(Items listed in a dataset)
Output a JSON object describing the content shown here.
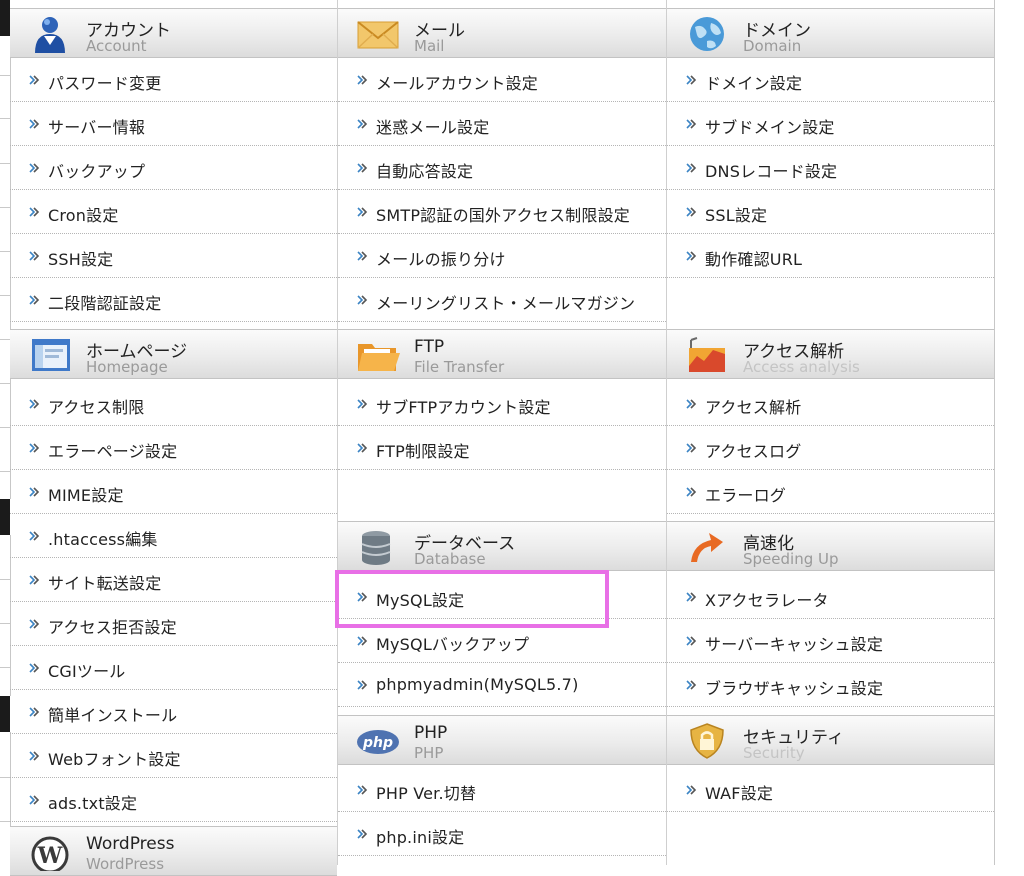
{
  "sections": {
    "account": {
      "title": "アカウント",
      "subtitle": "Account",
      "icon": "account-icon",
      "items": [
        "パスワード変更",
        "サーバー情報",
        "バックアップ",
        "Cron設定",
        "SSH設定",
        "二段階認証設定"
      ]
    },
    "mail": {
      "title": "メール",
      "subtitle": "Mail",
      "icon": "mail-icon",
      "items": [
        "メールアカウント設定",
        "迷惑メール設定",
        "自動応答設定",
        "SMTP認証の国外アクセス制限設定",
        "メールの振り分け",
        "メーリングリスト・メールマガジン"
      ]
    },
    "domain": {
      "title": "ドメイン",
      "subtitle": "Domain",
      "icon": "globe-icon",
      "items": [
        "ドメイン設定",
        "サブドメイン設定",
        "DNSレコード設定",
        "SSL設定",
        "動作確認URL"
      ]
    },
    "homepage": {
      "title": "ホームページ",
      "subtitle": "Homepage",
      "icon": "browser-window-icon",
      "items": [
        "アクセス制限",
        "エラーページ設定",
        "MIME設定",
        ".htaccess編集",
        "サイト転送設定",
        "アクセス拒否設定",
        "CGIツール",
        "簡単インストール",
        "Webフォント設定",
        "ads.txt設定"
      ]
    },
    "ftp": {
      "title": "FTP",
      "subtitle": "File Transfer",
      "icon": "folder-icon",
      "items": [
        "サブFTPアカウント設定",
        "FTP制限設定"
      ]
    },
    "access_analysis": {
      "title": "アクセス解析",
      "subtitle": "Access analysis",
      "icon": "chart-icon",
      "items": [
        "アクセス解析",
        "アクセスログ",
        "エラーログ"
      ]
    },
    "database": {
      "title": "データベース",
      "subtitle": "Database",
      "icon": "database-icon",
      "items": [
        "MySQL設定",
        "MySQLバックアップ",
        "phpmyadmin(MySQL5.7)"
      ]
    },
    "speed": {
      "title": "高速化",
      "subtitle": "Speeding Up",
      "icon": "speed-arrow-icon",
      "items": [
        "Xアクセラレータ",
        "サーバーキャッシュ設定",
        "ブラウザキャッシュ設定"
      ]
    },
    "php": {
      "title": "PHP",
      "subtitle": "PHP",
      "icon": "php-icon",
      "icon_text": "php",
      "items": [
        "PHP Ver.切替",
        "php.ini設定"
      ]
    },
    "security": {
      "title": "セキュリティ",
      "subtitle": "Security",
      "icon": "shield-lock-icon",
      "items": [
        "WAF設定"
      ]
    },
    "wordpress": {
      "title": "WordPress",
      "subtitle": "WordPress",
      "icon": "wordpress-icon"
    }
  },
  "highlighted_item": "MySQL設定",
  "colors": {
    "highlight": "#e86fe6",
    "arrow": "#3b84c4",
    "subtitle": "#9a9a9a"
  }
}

---

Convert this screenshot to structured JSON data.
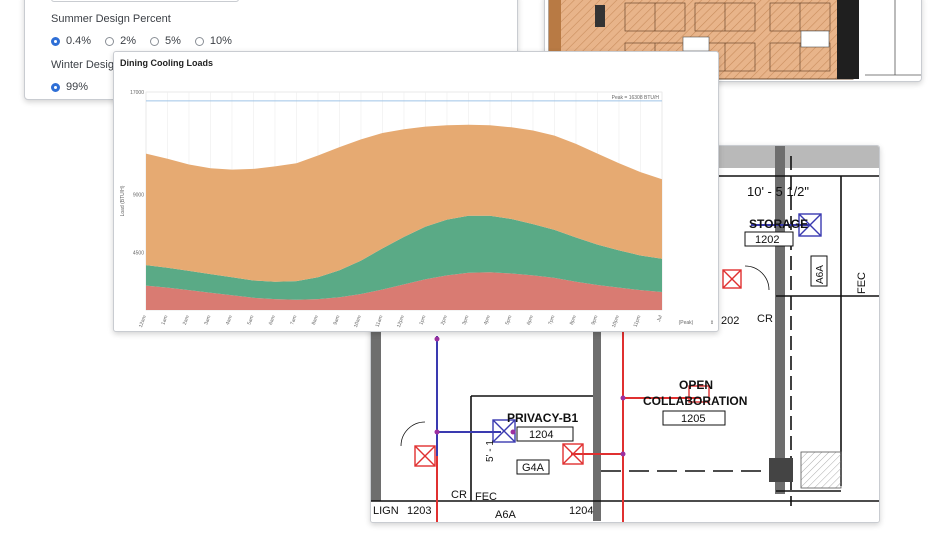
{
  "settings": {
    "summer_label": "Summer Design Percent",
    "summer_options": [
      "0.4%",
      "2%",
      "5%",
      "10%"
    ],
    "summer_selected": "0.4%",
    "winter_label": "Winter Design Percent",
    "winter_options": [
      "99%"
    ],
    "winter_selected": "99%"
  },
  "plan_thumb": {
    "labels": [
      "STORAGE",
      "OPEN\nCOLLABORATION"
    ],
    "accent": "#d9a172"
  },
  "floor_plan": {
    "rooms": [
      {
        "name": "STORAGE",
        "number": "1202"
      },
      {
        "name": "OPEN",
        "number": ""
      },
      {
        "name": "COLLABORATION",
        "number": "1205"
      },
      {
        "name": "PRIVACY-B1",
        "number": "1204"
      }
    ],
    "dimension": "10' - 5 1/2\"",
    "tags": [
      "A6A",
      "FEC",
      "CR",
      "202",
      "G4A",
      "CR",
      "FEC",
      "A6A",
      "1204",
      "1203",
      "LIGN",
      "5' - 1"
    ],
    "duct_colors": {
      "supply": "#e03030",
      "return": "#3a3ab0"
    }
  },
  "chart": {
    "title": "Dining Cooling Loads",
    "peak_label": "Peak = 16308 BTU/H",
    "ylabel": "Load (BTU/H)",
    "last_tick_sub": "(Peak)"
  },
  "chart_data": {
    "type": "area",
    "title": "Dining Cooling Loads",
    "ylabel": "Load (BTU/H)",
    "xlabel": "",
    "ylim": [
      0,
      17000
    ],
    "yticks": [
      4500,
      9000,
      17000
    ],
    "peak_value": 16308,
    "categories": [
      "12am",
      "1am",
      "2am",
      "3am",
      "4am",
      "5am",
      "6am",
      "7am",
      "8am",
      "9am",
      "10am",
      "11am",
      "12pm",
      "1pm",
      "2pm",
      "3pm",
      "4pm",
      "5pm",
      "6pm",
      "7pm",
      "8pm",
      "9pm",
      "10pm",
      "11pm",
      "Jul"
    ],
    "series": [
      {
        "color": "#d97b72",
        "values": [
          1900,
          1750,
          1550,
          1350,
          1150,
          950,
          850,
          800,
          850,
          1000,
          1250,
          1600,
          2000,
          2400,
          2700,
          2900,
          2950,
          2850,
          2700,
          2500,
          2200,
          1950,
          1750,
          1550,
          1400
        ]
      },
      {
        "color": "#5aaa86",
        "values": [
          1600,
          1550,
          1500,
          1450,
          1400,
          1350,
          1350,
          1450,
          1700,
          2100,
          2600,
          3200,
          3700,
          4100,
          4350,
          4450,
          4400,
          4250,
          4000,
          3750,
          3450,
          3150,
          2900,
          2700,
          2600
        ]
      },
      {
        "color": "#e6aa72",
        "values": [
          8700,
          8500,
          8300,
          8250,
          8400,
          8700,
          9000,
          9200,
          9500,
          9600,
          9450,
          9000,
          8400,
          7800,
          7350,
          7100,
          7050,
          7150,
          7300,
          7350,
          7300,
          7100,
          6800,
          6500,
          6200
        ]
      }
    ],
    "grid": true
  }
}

» Given problem: Copy out each line of the records that holds the string "subtitle".

» Result of the exercise:
      "subtitle": "Account",
      "subtitle": "Mail",
      "subtitle": "Domain",
      "subtitle": "Homepage",
      "subtitle": "File Transfer",
      "subtitle": "Access analysis",
      "subtitle": "Database",
      "subtitle": "Speeding Up",
      "subtitle": "PHP",
      "subtitle": "Security",
      "subtitle": "WordPress",
    "subtitle": "#9a9a9a"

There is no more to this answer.